BEGIN Excerpt provided

- Interactive map of Yuryevka
- Yuryevka Location of Yuryevka Yuryevka Yuryevka (Kursk Oblast)
- Coordinates: 51°50′08″N 35°27′47″E﻿ / ﻿51.83556°N 35.46306°E
- Country: Russia
- Federal subject: Kursk Oblast
- Administrative district: Konyshyovsky District
- SelsovietSelsoviet: Malogorodkovsky

Population (2010 Census)
- • Total: 16
- • Estimate (2010): 16 (0%)

Municipal status
- • Municipal district: Konyshyovsky Municipal District
- • Rural settlement: Malogorodkovsky Selsoviet Rural Settlement
- Time zone: UTC+3 (MSK )
- Postal code: 307623
- Dialing code: +7 47156
- OKTMO ID: 38616426141
- Website: malogorod.rkursk.ru

= Yuryevka, Konyshyovsky District, Kursk Oblast =

Rural locality in Kursk Oblast, Russia

Yuryevka (Юрьевка) is a rural locality (село) in Malogorodkovsky Selsoviet Rural Settlement, Konyshyovsky District, Kursk Oblast, Russia. Population:

== Geography ==
The village is located on the Vablya River (a tributary of the Prutishche in the basin of the Seym), 71 km from the Russia–Ukraine border, 51 km north-west of Kursk, 12 km east of the district center – the urban-type settlement Konyshyovka, 9 km from the selsoviet center – Maloye Gorodkovo.

- Climate
Yuryevka has a warm-summer humid continental climate (Dfb in the Köppen climate classification).

END Excerpt provided
BEGIN Record extracts

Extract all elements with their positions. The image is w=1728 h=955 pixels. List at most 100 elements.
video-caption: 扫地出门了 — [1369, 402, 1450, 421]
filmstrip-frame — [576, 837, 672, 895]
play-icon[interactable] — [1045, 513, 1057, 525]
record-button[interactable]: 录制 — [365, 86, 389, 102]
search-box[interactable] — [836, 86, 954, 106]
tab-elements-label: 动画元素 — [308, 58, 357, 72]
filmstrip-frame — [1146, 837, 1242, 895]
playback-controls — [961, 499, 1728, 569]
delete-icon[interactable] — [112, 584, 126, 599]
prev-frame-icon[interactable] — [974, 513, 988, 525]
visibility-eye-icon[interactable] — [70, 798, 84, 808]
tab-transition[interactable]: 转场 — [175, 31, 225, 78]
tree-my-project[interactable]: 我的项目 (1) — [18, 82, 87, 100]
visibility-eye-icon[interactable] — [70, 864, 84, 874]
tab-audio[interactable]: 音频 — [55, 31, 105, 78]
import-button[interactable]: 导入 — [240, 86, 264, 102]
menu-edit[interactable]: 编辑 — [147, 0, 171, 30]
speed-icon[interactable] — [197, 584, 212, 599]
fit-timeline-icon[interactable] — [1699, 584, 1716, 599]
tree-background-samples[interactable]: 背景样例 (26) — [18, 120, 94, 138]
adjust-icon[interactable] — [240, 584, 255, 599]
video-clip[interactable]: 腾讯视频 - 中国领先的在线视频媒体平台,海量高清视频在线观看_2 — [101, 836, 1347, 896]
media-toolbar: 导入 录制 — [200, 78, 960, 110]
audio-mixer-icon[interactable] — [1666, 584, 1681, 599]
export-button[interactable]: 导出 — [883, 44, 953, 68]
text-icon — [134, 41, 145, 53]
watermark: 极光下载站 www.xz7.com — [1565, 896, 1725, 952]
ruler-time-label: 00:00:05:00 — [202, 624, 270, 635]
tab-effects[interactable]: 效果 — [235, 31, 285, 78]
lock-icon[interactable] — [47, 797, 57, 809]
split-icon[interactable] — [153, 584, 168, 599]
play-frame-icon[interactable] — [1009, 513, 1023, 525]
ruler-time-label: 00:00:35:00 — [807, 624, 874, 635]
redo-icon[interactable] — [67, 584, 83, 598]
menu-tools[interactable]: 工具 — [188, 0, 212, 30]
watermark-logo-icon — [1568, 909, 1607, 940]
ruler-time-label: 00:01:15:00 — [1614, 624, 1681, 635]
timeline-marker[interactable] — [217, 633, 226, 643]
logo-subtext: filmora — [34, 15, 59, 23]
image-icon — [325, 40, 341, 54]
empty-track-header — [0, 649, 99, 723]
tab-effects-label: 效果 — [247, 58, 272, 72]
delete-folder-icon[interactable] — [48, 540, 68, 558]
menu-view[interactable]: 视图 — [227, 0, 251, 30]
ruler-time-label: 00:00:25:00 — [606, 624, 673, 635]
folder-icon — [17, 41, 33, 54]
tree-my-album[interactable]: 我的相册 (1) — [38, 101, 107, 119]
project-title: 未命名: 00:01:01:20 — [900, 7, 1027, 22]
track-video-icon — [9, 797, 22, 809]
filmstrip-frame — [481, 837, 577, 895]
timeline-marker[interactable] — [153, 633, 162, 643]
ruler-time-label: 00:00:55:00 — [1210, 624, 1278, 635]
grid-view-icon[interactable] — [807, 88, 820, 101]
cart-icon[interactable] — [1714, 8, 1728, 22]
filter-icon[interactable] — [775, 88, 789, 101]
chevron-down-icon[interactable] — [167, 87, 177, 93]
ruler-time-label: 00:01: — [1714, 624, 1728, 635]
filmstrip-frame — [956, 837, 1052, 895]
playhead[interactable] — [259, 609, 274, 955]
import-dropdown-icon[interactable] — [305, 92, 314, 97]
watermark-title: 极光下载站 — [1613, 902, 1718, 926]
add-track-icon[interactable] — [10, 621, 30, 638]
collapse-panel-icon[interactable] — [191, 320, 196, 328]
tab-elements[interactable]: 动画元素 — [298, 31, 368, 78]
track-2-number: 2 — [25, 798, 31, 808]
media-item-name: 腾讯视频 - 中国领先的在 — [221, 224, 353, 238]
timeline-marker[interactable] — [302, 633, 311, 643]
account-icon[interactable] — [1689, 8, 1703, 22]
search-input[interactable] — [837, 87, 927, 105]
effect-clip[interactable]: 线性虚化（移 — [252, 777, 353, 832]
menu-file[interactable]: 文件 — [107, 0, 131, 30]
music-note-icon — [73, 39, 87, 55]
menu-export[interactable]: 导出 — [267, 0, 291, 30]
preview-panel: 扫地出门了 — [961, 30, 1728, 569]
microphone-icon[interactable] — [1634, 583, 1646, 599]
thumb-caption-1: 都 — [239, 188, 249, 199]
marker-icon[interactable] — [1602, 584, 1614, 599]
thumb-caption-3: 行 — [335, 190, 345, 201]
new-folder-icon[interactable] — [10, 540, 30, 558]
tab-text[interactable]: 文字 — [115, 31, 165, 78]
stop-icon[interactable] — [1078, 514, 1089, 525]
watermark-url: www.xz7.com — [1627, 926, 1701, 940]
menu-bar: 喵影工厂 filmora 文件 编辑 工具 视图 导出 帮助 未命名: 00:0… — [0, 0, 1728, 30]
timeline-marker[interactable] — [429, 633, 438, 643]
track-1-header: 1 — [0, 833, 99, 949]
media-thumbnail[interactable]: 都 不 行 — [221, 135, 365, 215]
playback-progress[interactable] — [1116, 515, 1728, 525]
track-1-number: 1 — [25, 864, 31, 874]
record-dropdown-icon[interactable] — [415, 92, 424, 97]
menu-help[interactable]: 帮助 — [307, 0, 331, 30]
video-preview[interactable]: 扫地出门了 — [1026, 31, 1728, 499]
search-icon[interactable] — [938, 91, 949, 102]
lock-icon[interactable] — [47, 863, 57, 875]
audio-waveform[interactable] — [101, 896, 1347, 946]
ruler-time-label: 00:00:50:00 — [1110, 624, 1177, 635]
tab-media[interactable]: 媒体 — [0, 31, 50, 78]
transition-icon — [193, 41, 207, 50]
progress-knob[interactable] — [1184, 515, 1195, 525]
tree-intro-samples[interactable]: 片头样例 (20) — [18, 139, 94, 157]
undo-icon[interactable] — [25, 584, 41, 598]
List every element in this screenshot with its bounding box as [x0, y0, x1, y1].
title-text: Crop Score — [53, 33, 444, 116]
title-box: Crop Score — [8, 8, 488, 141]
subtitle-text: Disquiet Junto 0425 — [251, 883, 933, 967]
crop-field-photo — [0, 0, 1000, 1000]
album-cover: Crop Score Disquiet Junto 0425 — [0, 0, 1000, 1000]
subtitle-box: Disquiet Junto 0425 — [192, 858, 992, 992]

END Record extracts

→ Exercise tasks:
a) Answer the following questions using the text on Yuryevka in Kursk Oblast:
(i) What postal code does the text give for Yuryevka?
(ii) On which river is the village located?
(iii) What type of climate does Yuryevka have, and what is its Köppen classification?
b) Write a continuation of the text on Yuryevka in Kursk Oblast, beginning after its final sentence.

→ Task-by-task answers:
a)
(i) 307623
(ii) The Vablya River
(iii) A warm-summer humid continental climate, classified as Dfb in the Köppen climate classification

b)
Climate data for Yuryevka
| Month | Jan | Feb | Mar | Apr | May | Jun | Jul | Aug | Sep | Oct | Nov | Dec | Year |
| Mean daily maximum °C (°F) | −4.1 (24.6) | −3.1 (26.4) | 2.7 (36.9) | 12.9 (55.2) | 19.1 (66.4) | 22.4 (72.3) | 25 (77) | 24.3 (75.7) | 18 (64) | 10.4 (50.7) | 3.4 (38.1) | −1.2 (29.8) | 10.8 (51.4) |
| Daily mean °C (°F) | −6.1 (21.0) | −5.6 (21.9) | −0.8 (30.6) | 8.1 (46.6) | 14.5 (58.1) | 18.2 (64.8) | 20.7 (69.3) | 19.8 (67.6) | 13.9 (57.0) | 7.2 (45.0) | 1.2 (34.2) | −3.1 (26.4) | 7.3 (45.2) |
| Mean daily minimum °C (°F) | −8.5 (16.7) | −8.6 (16.5) | −4.9 (23.2) | 2.7 (36.9) | 9 (48) | 12.9 (55.2) | 15.7 (60.3) | 14.7 (58.5) | 9.6 (49.3) | 3.9 (39.0) | −1.1 (30.0) | −5.3 (22.5) | 3.3 (38.0) |
| Average precipitation mm (inches) | 51 (2.0) | 45 (1.8) | 48 (1.9) | 51 (2.0) | 63 (2.5) | 71 (2.8) | 76 (3.0) | 55 (2.2) | 58 (2.3) | 58 (2.3) | 48 (1.9) | 49 (1.9) | 673 (26.6) |
Source: https://en.climate-data.org/asia/russian-federation/kursk-oblast/юрьевка-662902/

== Transport ==
Yuryevka is located 68 km from the federal route Ukraine Highway, 37 km from the route Crimea Highway, 47 km from the route (Trosna – M3 highway), 27 km from the road of regional importance (Fatezh – Dmitriyev), 10.5 km from the road (Konyshyovka – Zhigayevo – 38K-038), 22 km from the road (Kursk – Lgov – Rylsk – border with Ukraine), 6.5 km from the road of intermunicipal significance (38K-005 – Maloye Gorodkovo – Bolshoye Gorodkovo), on the road (38N-136 – Ozerovka – Yuryevka – Pavlovka), 12 km from the nearest railway station Konyshyovka (railway line Navlya – Lgov-Kiyevsky).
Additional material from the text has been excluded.